- _Exercise description_: Collect each line containing "柱基标高调整".

[Saved data entries]
****************
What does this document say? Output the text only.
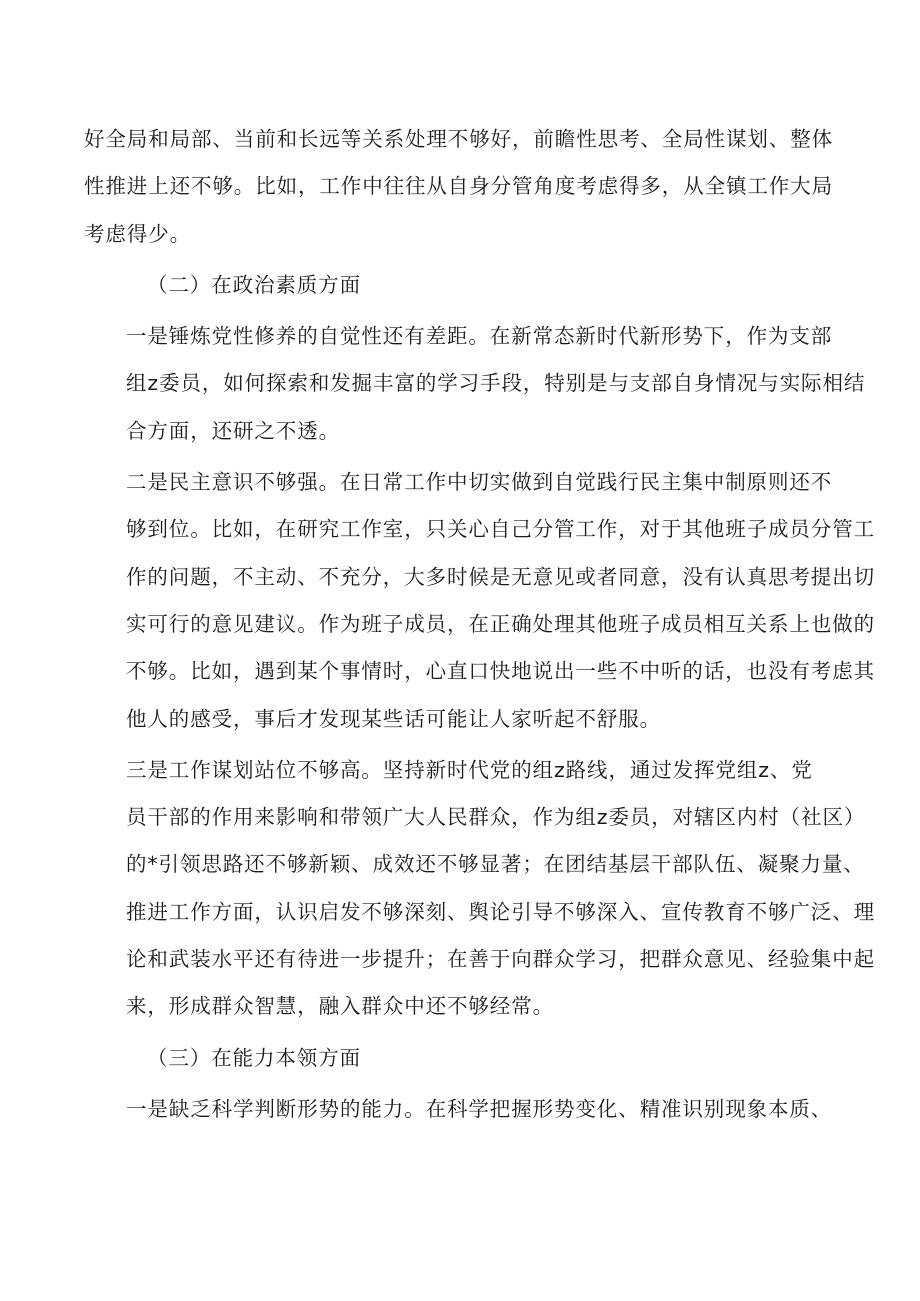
好全局和局部、当前和长远等关系处理不够好，前瞻性思考、全局性谋划、整体
性推进上还不够。比如，工作中往往从自身分管角度考虑得多，从全镇工作大局
考虑得少。
（二）在政治素质方面
一是锤炼党性修养的自觉性还有差距。在新常态新时代新形势下，作为支部
组z委员，如何探索和发掘丰富的学习手段，特别是与支部自身情况与实际相结
合方面，还研之不透。
二是民主意识不够强。在日常工作中切实做到自觉践行民主集中制原则还不
够到位。比如，在研究工作室，只关心自己分管工作，对于其他班子成员分管工
作的问题，不主动、不充分，大多时候是无意见或者同意，没有认真思考提出切
实可行的意见建议。作为班子成员，在正确处理其他班子成员相互关系上也做的
不够。比如，遇到某个事情时，心直口快地说出一些不中听的话，也没有考虑其
他人的感受，事后才发现某些话可能让人家听起不舒服。
三是工作谋划站位不够高。坚持新时代党的组z路线，通过发挥党组z、党
员干部的作用来影响和带领广大人民群众，作为组z委员，对辖区内村（社区）
的*引领思路还不够新颖、成效还不够显著；在团结基层干部队伍、凝聚力量、
推进工作方面，认识启发不够深刻、舆论引导不够深入、宣传教育不够广泛、理
论和武装水平还有待进一步提升；在善于向群众学习，把群众意见、经验集中起
来，形成群众智慧，融入群众中还不够经常。
（三）在能力本领方面
一是缺乏科学判断形势的能力。在科学把握形势变化、精准识别现象本质、
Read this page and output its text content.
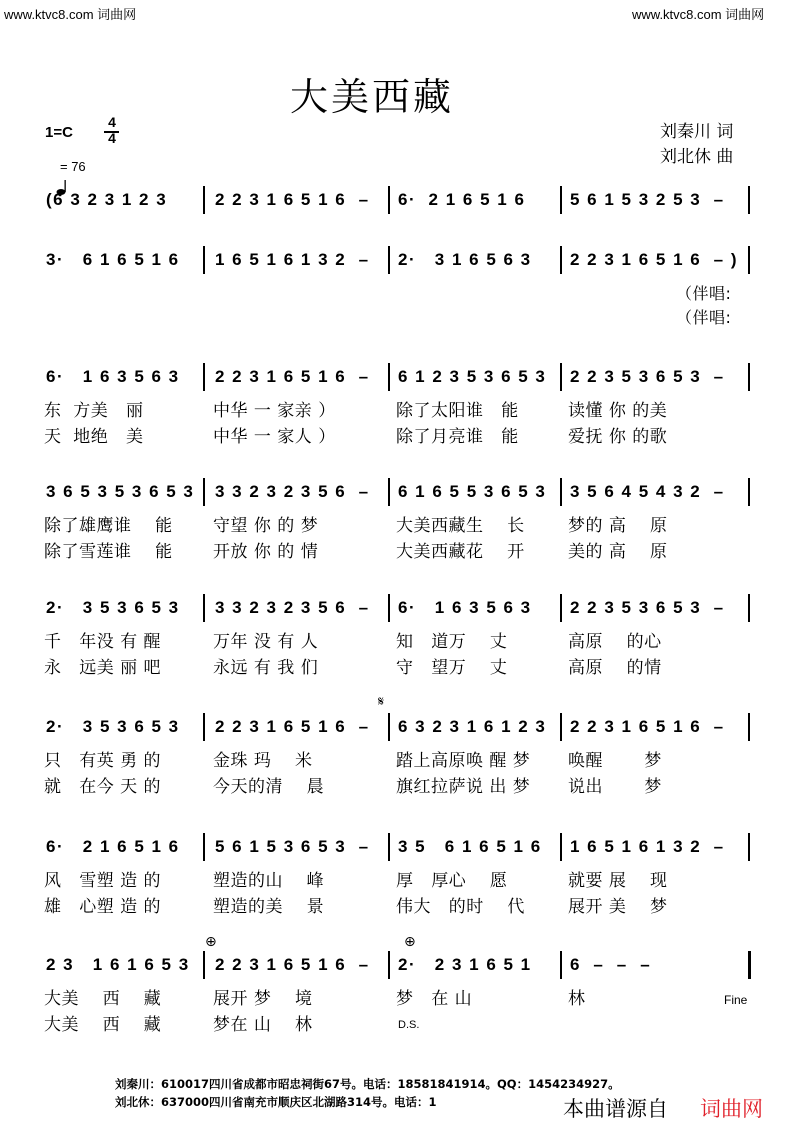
www.ktvc8.com 词曲网	www.ktvc8.com 词曲网
大美西藏
刘秦川 词
刘北休 曲
1=C
4
4

= 76
(6 3 2 3 1 2 3	2 2 3 1 6 5 1 6  – 6·  2 1 6 5 1 6	5 6 1 5 3 2 5 3  –
3·   6 1 6 5 1 6 1 6 5 1 6 1 3 2  – 2·   3 1 6 5 6 3 2 2 3 1 6 5 1 6  – )
（伴唱:
（伴唱:
6·   1 6 3 5 6 3 2 2 3 1 6 5 1 6  – 6 1 2 3 5 3 6 5 3 2 2 3 5 3 6 5 3  –
东  方美   丽	中华 一 家亲 ）	除了太阳谁   能	读懂 你 的美
天  地绝   美	中华 一 家人 ）	除了月亮谁   能	爱抚 你 的歌
3 6 5 3 5 3 6 5 3 3 3 2 3 2 3 5 6  – 6 1 6 5 5 3 6 5 3 3 5 6 4 5 4 3 2  –
除了雄鹰谁    能 守望 你 的 梦	大美西藏生    长	梦的 高    原
除了雪莲谁    能 开放 你 的 情	大美西藏花    开	美的 高    原
2·   3 5 3 6 5 3 3 3 2 3 2 3 5 6  – 6·   1 6 3 5 6 3 2 2 3 5 3 6 5 3  –
千   年没 有 醒	万年 没 有 人	知   道万    丈	高原    的心
永   远美 丽 吧	永远 有 我 们	守   望万    丈	高原    的情
2·   3 5 3 6 5 3 2 2 3 1 6 5 1 6  – 6 3 2 3 1 6 1 2 3 2 2 3 1 6 5 1 6  –
只   有英 勇 的	金珠 玛    米	踏上高原唤 醒 梦 唤醒       梦
就   在今 天 的	今天的清    晨	旗红拉萨说 出 梦 说出       梦
6·   2 1 6 5 1 6 5 6 1 5 3 6 5 3  – 3 5   6 1 6 5 1 6 1 6 5 1 6 1 3 2  –
风   雪塑 造 的	塑造的山    峰	厚   厚心    愿	就要 展    现
雄   心塑 造 的	塑造的美    景	伟大   的时    代	展开 美    梦
2 3   1 6 1 6 5 3 2 2 3 1 6 5 1 6  – 2·   2 3 1 6 5 1 6  –  –  –
大美    西    藏	展开 梦    境	梦   在 山	林
大美    西    藏	梦在 山    林
𝄋
⊕	⊕
Fine
D.S.
刘秦川：610017四川省成都市昭忠祠街67号。电话：18581841914。QQ：1454234927。
刘北休：637000四川省南充市顺庆区北湖路314号。电话：1	本曲谱源自 词曲网
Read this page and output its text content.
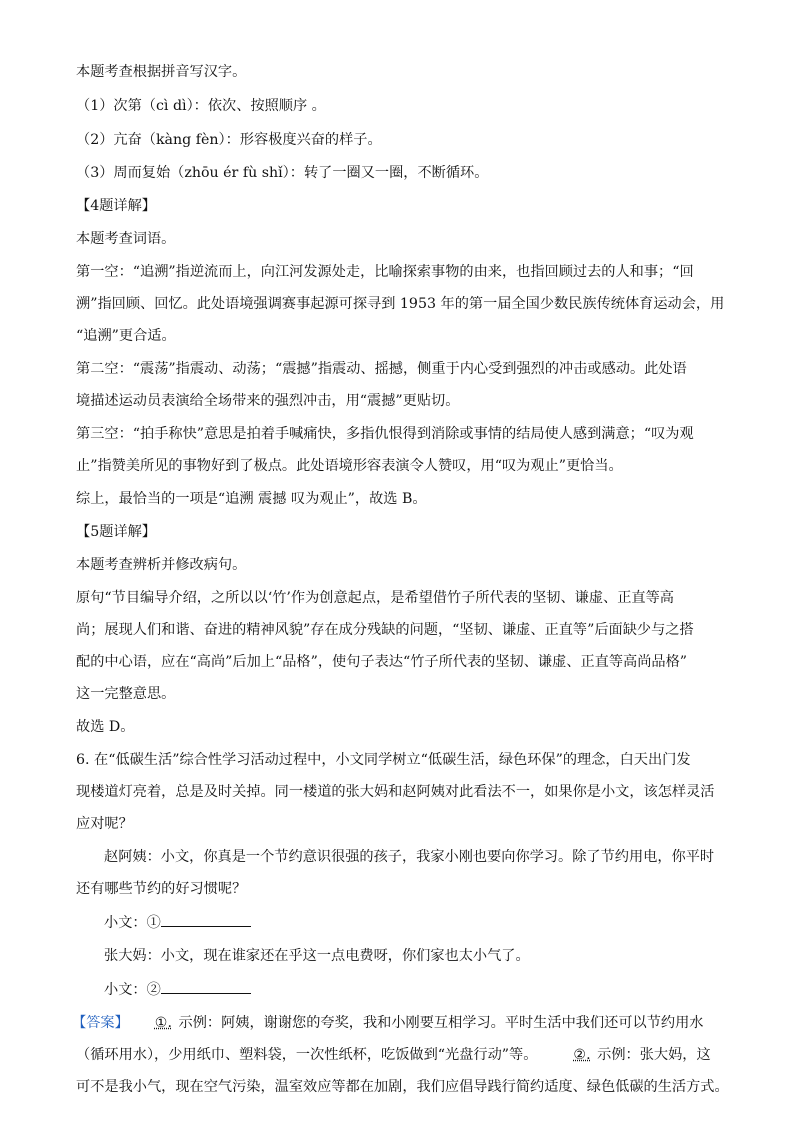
本题考查根据拼音写汉字。

（1）次第（cì dì）：依次、按照顺序 。

（2）亢奋（kàng fèn）：形容极度兴奋的样子。

（3）周而复始（zhōu ér fù shǐ）：转了一圈又一圈，不断循环。

【4题详解】

本题考查词语。

第一空：“追溯”指逆流而上，向江河发源处走，比喻探索事物的由来，也指回顾过去的人和事；“回

溯”指回顾、回忆。此处语境强调赛事起源可探寻到 1953 年的第一届全国少数民族传统体育运动会，用

“追溯”更合适。

第二空：“震荡”指震动、动荡；“震撼”指震动、摇撼，侧重于内心受到强烈的冲击或感动。此处语

境描述运动员表演给全场带来的强烈冲击，用“震撼”更贴切。

第三空：“拍手称快”意思是拍着手喊痛快，多指仇恨得到消除或事情的结局使人感到满意；“叹为观

止”指赞美所见的事物好到了极点。此处语境形容表演令人赞叹，用“叹为观止”更恰当。

综上，最恰当的一项是“追溯 震撼 叹为观止”，故选 B。

【5题详解】

本题考查辨析并修改病句。

原句“节目编导介绍，之所以以‘竹’作为创意起点，是希望借竹子所代表的坚韧、谦虚、正直等高

尚；展现人们和谐、奋进的精神风貌”存在成分残缺的问题，“坚韧、谦虚、正直等”后面缺少与之搭

配的中心语，应在“高尚”后加上“品格”，使句子表达“竹子所代表的坚韧、谦虚、正直等高尚品格”

这一完整意思。

故选 D。

6. 在“低碳生活”综合性学习活动过程中，小文同学树立“低碳生活，绿色环保”的理念，白天出门发

现楼道灯亮着，总是及时关掉。同一楼道的张大妈和赵阿姨对此看法不一，如果你是小文，该怎样灵活

应对呢？

赵阿姨：小文，你真是一个节约意识很强的孩子，我家小刚也要向你学习。除了节约用电，你平时

还有哪些节约的好习惯呢？

小文：①

张大妈：小文，现在谁家还在乎这一点电费呀，你们家也太小气了。

小文：②

【答案】 ①. 示例：阿姨，谢谢您的夸奖，我和小刚要互相学习。平时生活中我们还可以节约用水

（循环用水），少用纸巾、塑料袋，一次性纸杯，吃饭做到“光盘行动”等。	②. 示例：张大妈，这

可不是我小气，现在空气污染，温室效应等都在加剧，我们应倡导践行简约适度、绿色低碳的生活方式。
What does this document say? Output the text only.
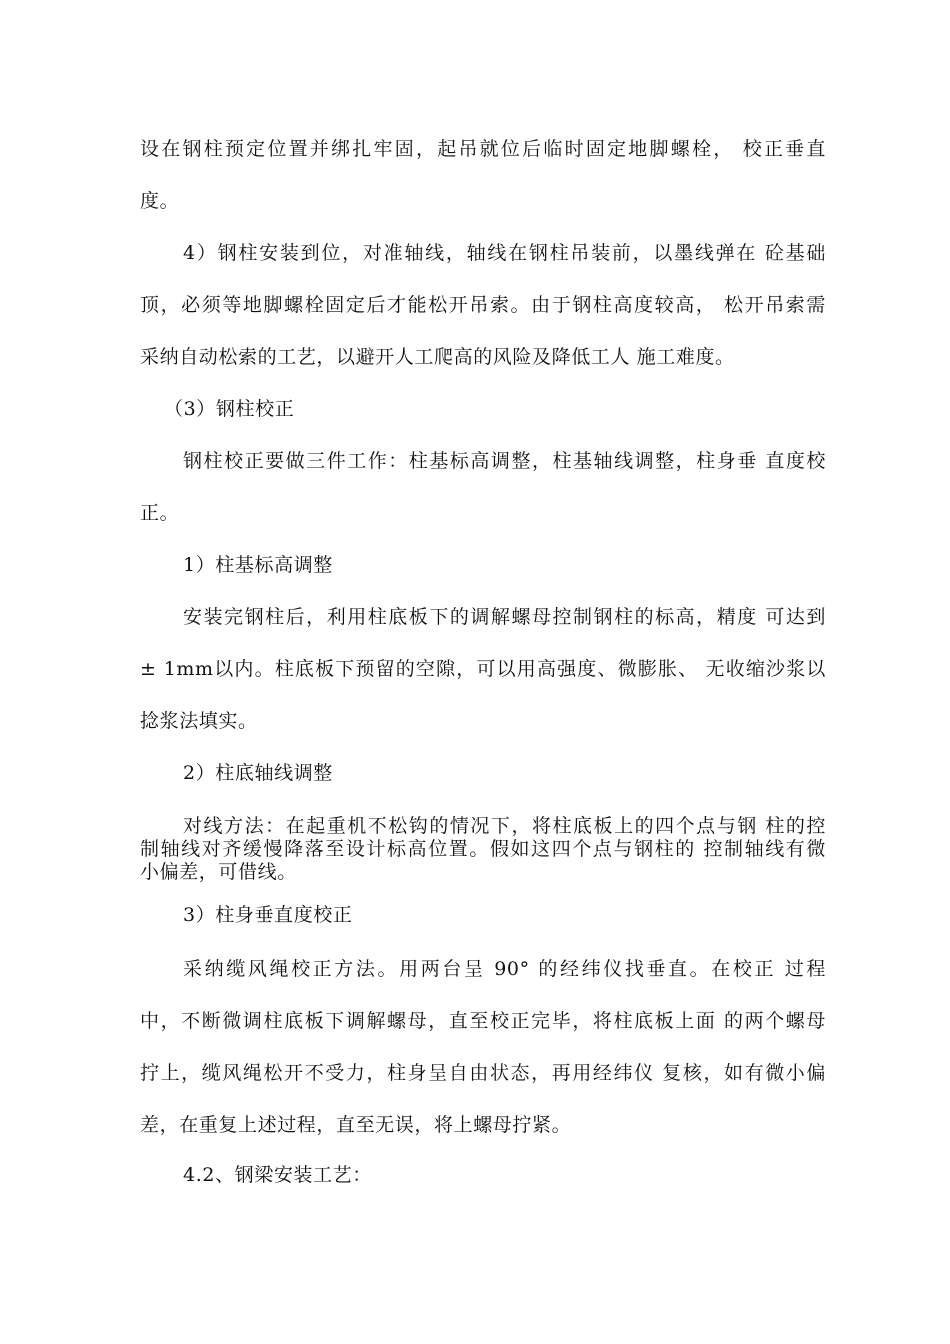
设在钢柱预定位置并绑扎牢固，起吊就位后临时固定地脚螺栓， 校正垂直

度。

4）钢柱安装到位，对准轴线，轴线在钢柱吊装前，以墨线弹在 砼基础

顶，必须等地脚螺栓固定后才能松开吊索。由于钢柱高度较高， 松开吊索需

采纳自动松索的工艺，以避开人工爬高的风险及降低工人 施工难度。

（3）钢柱校正

钢柱校正要做三件工作：柱基标高调整，柱基轴线调整，柱身垂 直度校

正。

1）柱基标高调整

安装完钢柱后，利用柱底板下的调解螺母控制钢柱的标高，精度 可达到

± 1mm以内。柱底板下预留的空隙，可以用高强度、微膨胀、 无收缩沙浆以

捻浆法填实。

2）柱底轴线调整

对线方法：在起重机不松钩的情况下，将柱底板上的四个点与钢 柱的控

制轴线对齐缓慢降落至设计标高位置。假如这四个点与钢柱的 控制轴线有微

小偏差，可借线。

3）柱身垂直度校正

采纳缆风绳校正方法。用两台呈 90° 的经纬仪找垂直。在校正 过程

中，不断微调柱底板下调解螺母，直至校正完毕，将柱底板上面 的两个螺母

拧上，缆风绳松开不受力，柱身呈自由状态，再用经纬仪 复核，如有微小偏

差，在重复上述过程，直至无误，将上螺母拧紧。

4.2、钢梁安装工艺：
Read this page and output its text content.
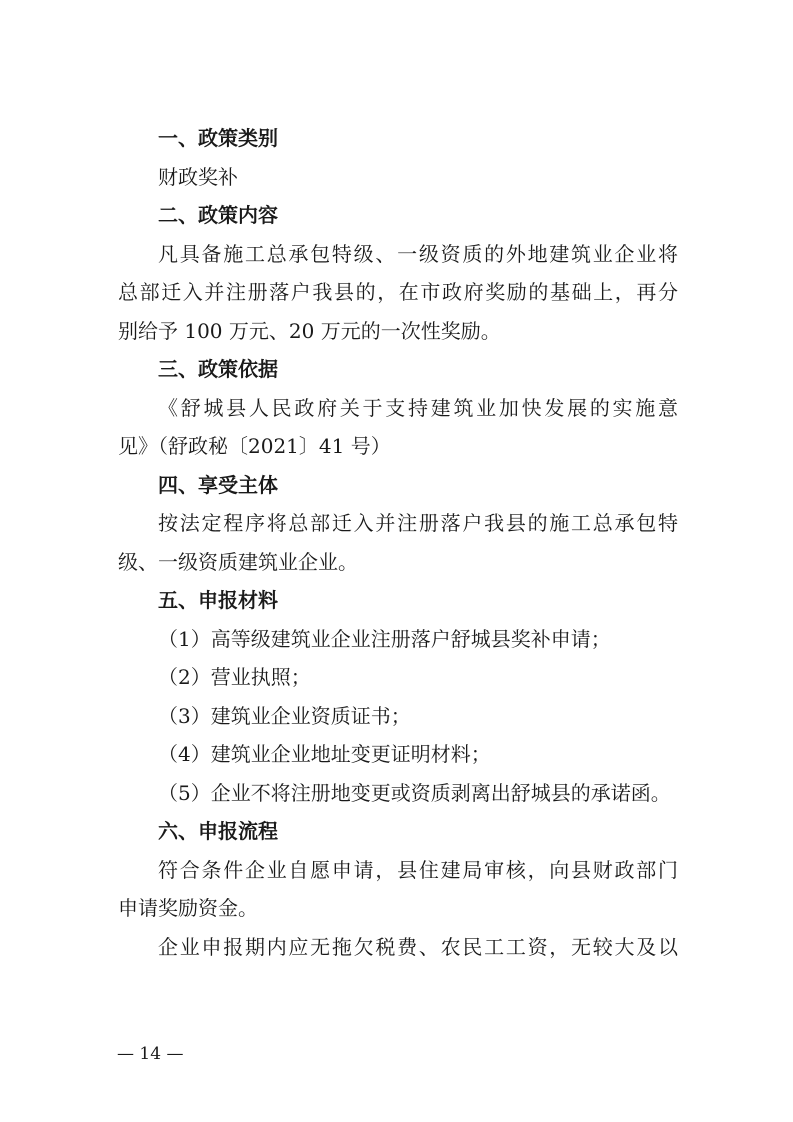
一、政策类别
财政奖补
二、政策内容
凡具备施工总承包特级、一级资质的外地建筑业企业将
总部迁入并注册落户我县的，在市政府奖励的基础上，再分
别给予 100 万元、20 万元的一次性奖励。
三、政策依据
《舒城县人民政府关于支持建筑业加快发展的实施意
见》（舒政秘〔2021〕41 号）
四、享受主体
按法定程序将总部迁入并注册落户我县的施工总承包特
级、一级资质建筑业企业。
五、申报材料
（1）高等级建筑业企业注册落户舒城县奖补申请；
（2）营业执照；
（3）建筑业企业资质证书；
（4）建筑业企业地址变更证明材料；
（5）企业不将注册地变更或资质剥离出舒城县的承诺函。
六、申报流程
符合条件企业自愿申请，县住建局审核，向县财政部门
申请奖励资金。
企业申报期内应无拖欠税费、农民工工资，无较大及以
— 14 —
****************
- _Response to this task_:
钢柱校正要做三件工作：柱基标高调整，柱基轴线调整，柱身垂 直度校
1）柱基标高调整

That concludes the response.